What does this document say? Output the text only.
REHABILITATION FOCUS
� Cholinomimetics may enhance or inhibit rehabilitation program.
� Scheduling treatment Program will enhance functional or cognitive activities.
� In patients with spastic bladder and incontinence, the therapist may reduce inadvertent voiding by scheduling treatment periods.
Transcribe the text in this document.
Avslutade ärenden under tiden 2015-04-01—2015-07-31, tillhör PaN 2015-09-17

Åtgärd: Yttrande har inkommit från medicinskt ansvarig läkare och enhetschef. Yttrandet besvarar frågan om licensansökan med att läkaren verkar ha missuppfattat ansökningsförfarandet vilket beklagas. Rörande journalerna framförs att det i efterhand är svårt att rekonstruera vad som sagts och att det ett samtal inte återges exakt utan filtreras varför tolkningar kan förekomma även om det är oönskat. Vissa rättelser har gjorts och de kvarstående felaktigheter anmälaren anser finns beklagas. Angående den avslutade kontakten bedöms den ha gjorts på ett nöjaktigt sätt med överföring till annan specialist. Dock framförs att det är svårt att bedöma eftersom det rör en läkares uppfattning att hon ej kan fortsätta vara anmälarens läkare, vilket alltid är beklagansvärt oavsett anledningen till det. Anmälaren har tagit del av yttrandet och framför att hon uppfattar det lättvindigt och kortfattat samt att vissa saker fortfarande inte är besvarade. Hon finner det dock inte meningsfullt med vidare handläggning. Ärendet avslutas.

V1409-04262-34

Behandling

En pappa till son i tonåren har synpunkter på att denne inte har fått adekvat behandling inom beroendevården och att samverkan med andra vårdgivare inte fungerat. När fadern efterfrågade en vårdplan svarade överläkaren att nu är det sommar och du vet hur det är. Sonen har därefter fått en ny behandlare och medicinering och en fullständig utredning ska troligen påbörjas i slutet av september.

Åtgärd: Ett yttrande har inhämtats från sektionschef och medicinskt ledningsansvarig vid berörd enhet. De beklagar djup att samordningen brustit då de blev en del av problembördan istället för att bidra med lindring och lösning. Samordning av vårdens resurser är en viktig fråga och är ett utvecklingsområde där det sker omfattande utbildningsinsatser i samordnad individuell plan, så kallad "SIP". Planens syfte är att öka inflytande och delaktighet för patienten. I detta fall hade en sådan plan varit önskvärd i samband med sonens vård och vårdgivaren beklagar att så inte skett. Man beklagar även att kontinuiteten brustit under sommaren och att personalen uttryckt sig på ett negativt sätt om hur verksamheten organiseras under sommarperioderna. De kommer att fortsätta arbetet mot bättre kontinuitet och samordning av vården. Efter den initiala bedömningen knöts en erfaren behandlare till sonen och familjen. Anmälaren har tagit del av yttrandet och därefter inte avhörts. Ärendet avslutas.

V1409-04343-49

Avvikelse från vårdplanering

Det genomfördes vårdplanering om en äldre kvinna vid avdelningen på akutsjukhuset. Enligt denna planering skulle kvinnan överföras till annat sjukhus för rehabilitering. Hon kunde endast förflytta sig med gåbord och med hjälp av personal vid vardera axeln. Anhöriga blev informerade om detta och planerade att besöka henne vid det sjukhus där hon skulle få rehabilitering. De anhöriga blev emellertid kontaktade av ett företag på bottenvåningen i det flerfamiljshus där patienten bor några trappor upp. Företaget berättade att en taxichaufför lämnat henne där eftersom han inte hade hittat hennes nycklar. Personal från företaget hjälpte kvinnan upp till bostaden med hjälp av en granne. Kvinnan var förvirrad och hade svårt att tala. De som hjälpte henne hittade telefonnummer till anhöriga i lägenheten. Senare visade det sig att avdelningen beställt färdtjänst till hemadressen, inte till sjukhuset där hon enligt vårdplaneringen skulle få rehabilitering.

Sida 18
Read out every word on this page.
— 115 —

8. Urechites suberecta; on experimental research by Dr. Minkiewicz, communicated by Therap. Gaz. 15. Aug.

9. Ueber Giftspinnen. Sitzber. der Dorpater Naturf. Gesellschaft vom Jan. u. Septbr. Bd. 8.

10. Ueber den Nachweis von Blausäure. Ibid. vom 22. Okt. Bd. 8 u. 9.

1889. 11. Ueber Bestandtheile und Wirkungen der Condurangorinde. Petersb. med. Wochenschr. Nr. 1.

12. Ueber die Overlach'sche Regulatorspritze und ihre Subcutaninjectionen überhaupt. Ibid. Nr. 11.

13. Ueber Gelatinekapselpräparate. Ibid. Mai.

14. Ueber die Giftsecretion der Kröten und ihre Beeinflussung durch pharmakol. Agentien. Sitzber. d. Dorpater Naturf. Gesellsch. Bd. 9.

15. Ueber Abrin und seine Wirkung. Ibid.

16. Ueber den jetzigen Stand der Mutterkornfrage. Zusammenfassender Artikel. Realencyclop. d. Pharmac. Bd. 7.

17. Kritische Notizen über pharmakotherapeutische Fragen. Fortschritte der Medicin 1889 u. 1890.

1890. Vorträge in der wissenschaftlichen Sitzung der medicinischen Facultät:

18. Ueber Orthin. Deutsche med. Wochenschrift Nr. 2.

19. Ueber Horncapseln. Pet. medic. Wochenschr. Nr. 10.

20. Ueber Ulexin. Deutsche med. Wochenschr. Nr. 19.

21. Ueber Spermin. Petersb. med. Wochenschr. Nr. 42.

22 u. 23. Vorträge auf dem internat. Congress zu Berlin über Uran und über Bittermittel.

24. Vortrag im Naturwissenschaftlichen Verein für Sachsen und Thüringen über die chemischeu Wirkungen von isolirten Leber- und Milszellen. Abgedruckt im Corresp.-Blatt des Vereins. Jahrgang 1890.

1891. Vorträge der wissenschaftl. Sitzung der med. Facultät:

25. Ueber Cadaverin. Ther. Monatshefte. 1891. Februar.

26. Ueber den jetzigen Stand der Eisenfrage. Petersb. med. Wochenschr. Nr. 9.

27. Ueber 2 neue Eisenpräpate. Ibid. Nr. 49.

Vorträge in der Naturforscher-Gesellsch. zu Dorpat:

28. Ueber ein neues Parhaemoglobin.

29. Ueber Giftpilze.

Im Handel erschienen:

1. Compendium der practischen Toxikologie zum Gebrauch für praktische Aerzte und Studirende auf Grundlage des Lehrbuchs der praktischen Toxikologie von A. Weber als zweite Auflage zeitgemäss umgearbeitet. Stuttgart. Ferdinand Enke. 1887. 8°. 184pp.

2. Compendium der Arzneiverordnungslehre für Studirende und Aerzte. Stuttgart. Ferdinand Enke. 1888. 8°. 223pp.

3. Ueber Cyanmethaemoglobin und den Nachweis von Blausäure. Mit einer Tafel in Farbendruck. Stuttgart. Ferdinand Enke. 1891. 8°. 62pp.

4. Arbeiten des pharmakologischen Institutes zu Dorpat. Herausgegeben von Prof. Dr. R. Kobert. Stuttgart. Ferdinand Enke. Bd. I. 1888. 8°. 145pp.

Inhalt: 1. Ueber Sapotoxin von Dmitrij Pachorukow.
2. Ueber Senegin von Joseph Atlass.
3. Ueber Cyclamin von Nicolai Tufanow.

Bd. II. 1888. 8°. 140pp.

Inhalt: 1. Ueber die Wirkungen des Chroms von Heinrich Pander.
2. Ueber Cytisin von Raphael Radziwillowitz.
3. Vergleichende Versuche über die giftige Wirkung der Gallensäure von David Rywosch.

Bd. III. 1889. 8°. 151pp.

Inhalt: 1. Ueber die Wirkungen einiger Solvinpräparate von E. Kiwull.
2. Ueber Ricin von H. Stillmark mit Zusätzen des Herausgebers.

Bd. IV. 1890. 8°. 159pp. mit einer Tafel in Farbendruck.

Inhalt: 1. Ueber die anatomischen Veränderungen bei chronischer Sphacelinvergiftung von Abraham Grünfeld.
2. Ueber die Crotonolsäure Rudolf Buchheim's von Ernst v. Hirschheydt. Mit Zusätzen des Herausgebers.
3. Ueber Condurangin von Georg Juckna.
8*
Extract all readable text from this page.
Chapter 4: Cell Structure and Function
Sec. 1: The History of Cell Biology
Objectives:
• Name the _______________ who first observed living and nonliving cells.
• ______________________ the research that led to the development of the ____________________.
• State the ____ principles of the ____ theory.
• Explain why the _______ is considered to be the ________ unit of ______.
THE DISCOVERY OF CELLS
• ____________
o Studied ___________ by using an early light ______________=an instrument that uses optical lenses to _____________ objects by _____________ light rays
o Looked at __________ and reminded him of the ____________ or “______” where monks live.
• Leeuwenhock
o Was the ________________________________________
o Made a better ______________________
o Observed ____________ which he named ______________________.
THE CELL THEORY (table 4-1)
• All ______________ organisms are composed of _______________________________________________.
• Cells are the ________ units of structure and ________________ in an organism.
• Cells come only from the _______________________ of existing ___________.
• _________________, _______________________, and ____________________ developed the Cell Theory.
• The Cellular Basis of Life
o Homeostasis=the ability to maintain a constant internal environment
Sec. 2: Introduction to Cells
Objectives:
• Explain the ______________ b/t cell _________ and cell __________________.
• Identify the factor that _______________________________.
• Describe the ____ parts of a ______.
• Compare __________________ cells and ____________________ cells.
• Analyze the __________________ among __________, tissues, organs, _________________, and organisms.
════════════════════
» **WHAT THIS TASK INVOLVES**
Among the lines of the preceding data, which ones hold the word "vårdplanering"? List them.

» **EXPECTED ANSWER**
Avvikelse från vårdplanering
Det genomfördes vårdplanering om en äldre kvinna vid avdelningen på akutsjukhuset. Enligt denna planering skulle kvinnan överföras till annat sjukhus för rehabilitering. Hon kunde endast förflytta sig med gåbord och med hjälp av personal vid vardera axeln. Anhöriga blev informerade om detta och planerade att besöka henne vid det sjukhus där hon skulle få rehabilitering. De anhöriga blev emellertid kontaktade av ett företag på bottenvåningen i det flerfamiljshus där patienten bor några trappor upp. Företaget berättade att en taxichaufför lämnat henne där eftersom han inte hade hittat hennes nycklar. Personal från företaget hjälpte kvinnan upp till bostaden med hjälp av en granne. Kvinnan var förvirrad och hade svårt att tala. De som hjälpte henne hittade telefonnummer till anhöriga i lägenheten. Senare visade det sig att avdelningen beställt färdtjänst till hemadressen, inte till sjukhuset där hon enligt vårdplaneringen skulle få rehabilitering.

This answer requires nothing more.